## Begin
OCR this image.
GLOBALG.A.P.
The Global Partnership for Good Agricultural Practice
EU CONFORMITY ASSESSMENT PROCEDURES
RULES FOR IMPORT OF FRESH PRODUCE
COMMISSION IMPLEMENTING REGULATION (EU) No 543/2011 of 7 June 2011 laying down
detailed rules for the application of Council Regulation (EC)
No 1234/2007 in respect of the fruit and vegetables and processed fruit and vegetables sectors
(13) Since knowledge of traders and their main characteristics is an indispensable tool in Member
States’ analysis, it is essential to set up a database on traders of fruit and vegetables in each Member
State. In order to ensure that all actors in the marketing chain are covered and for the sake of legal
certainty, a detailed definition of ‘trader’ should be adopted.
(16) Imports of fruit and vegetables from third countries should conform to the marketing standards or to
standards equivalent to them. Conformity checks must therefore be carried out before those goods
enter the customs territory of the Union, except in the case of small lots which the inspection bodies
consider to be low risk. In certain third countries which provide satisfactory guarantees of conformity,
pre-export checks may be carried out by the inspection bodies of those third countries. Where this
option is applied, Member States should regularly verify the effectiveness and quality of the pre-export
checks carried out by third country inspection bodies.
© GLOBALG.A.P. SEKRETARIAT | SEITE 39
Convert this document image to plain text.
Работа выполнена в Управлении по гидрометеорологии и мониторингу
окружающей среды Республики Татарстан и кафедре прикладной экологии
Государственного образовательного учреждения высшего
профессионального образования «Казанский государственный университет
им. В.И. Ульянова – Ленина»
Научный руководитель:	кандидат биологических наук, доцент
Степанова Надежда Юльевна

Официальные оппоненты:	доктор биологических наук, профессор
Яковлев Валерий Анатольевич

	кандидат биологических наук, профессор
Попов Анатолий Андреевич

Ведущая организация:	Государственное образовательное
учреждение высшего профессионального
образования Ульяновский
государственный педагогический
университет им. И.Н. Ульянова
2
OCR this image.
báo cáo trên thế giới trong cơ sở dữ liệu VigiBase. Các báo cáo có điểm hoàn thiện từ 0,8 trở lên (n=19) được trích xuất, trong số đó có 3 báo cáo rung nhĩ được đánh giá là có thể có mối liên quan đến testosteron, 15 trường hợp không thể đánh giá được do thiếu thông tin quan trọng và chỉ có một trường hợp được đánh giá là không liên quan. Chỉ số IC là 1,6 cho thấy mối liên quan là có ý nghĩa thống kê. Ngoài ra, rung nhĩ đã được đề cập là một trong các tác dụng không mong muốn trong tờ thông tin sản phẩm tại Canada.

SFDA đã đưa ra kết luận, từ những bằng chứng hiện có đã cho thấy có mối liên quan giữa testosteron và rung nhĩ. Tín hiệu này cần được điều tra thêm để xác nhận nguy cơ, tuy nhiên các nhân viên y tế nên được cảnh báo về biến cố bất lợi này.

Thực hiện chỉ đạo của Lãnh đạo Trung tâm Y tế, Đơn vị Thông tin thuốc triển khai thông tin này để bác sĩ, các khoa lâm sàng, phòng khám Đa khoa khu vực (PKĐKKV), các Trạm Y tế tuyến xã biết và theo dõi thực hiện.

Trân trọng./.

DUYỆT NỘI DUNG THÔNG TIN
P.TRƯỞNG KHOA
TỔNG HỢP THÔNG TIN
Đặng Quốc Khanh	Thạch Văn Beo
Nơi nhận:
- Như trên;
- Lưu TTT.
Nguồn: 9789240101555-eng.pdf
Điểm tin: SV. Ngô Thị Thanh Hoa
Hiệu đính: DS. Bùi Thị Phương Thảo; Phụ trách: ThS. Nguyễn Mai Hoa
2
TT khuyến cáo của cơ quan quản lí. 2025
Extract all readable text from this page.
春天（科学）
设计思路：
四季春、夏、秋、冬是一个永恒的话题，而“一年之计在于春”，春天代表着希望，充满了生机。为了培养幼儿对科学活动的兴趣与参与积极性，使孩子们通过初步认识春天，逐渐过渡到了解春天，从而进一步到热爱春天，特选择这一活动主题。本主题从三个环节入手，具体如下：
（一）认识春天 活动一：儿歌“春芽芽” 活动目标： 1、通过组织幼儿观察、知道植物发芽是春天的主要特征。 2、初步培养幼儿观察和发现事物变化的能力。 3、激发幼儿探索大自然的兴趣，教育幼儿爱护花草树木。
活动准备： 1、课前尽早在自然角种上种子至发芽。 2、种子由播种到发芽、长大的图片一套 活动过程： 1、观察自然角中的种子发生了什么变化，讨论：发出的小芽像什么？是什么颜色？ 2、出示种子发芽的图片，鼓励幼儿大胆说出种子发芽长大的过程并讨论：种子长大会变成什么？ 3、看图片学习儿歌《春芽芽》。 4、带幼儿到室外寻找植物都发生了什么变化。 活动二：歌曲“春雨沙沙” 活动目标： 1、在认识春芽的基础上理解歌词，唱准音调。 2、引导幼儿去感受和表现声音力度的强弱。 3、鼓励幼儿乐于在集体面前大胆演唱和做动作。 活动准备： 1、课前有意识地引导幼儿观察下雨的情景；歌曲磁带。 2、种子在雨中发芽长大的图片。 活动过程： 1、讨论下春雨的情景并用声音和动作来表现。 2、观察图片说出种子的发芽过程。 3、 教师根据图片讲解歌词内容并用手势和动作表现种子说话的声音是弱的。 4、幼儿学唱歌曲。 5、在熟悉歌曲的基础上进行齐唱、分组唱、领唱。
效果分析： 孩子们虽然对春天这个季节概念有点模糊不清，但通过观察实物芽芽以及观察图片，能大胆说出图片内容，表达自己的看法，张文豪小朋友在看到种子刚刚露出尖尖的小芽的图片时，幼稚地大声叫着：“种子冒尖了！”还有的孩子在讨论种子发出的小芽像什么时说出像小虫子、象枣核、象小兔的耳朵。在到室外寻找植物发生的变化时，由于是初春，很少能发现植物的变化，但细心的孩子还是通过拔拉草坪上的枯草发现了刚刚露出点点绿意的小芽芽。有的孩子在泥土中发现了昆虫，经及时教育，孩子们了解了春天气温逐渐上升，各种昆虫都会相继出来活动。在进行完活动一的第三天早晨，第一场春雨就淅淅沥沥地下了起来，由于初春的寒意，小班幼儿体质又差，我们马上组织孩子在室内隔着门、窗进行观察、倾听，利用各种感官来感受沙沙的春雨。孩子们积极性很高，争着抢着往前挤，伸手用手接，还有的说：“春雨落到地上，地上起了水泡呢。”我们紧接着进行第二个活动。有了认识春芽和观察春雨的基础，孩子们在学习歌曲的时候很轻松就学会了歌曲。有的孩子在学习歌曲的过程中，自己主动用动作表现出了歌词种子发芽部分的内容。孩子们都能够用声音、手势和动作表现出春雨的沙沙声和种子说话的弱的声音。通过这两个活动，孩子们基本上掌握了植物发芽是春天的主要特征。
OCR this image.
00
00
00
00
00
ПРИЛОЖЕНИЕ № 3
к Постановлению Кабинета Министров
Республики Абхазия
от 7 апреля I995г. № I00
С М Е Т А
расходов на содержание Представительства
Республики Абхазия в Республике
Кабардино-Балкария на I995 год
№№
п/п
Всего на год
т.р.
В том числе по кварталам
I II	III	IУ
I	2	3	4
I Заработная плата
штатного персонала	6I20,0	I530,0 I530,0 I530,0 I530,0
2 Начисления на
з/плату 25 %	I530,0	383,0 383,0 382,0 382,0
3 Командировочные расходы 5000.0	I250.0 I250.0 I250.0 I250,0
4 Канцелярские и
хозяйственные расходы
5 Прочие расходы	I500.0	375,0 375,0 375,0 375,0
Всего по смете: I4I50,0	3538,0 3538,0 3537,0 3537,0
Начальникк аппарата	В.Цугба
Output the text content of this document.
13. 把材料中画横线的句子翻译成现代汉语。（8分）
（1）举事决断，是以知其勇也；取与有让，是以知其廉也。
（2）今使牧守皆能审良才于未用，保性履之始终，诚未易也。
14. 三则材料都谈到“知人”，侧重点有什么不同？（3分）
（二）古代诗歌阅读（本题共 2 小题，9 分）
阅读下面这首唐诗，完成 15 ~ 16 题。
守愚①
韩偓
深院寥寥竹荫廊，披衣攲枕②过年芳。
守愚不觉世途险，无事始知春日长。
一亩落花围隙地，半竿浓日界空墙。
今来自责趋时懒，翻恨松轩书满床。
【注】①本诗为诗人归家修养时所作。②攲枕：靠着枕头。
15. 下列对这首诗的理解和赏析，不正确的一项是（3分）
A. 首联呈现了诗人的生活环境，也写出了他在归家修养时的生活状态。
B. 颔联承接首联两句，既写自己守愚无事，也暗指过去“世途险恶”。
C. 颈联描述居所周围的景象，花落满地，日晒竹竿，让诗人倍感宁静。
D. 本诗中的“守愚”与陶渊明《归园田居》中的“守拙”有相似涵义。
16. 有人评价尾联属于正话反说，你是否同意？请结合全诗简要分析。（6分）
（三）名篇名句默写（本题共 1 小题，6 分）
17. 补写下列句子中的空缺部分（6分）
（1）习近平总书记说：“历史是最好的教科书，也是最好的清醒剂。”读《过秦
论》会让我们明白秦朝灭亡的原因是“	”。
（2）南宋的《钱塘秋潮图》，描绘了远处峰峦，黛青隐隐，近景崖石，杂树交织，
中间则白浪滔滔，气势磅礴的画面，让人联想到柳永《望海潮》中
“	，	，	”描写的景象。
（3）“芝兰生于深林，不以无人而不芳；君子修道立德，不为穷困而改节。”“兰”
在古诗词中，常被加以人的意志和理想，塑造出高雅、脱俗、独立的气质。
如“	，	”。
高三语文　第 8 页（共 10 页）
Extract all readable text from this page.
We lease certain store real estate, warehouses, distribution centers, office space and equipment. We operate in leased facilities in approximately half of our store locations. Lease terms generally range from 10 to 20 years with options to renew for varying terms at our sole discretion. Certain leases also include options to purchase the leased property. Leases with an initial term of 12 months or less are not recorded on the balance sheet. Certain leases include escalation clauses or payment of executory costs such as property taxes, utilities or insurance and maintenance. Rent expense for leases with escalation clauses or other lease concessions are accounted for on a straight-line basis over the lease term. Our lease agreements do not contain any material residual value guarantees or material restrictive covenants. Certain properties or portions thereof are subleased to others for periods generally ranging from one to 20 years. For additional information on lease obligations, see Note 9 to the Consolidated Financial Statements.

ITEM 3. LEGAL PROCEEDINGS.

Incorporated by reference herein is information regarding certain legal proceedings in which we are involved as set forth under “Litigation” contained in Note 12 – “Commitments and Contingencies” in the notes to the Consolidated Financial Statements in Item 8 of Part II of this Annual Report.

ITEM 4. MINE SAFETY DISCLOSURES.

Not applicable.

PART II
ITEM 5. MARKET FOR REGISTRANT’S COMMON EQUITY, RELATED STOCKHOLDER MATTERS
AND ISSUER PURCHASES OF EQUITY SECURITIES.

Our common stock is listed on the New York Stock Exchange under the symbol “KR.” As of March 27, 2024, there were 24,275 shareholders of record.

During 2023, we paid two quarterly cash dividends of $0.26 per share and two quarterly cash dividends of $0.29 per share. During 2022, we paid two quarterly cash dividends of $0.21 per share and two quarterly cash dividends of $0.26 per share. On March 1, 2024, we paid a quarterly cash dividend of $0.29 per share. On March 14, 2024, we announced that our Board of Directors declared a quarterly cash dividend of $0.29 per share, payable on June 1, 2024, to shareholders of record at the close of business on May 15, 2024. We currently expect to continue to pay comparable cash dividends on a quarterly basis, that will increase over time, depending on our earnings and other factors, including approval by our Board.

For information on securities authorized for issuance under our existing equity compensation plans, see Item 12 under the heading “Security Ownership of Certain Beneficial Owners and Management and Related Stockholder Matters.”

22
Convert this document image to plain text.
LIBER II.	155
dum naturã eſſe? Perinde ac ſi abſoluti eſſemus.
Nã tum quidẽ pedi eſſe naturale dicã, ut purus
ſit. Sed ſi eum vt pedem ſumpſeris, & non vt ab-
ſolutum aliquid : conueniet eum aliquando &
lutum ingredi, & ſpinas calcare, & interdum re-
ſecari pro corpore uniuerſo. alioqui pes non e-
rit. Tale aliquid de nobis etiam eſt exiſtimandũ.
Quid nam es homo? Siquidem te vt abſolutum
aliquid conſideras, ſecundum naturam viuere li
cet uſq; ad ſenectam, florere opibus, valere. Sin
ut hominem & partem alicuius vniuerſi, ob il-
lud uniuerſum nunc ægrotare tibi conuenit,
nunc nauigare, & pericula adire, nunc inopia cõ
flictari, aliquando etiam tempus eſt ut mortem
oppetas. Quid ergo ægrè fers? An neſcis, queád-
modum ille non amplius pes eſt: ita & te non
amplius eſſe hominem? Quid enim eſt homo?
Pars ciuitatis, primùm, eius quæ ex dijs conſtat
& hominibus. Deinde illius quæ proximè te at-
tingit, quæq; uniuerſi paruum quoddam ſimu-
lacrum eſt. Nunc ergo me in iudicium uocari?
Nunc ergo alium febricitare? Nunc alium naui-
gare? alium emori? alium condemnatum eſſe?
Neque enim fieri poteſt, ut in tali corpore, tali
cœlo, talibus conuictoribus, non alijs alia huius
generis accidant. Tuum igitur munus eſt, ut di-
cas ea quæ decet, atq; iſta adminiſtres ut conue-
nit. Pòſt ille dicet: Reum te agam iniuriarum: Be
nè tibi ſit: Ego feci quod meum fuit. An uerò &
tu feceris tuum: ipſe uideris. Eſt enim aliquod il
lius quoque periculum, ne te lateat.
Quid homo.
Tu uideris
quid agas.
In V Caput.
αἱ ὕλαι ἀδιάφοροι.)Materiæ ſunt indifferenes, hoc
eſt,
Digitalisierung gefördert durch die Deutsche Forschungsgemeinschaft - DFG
## End
— Task requirements —
Copy out the lines in which the string "third" appears.

— Correct response —
(16) Imports of fruit and vegetables from third countries should conform to the marketing standards or to
consider to be low risk. In certain third countries which provide satisfactory guarantees of conformity,
pre-export checks may be carried out by the inspection bodies of those third countries. Where this
checks carried out by third country inspection bodies.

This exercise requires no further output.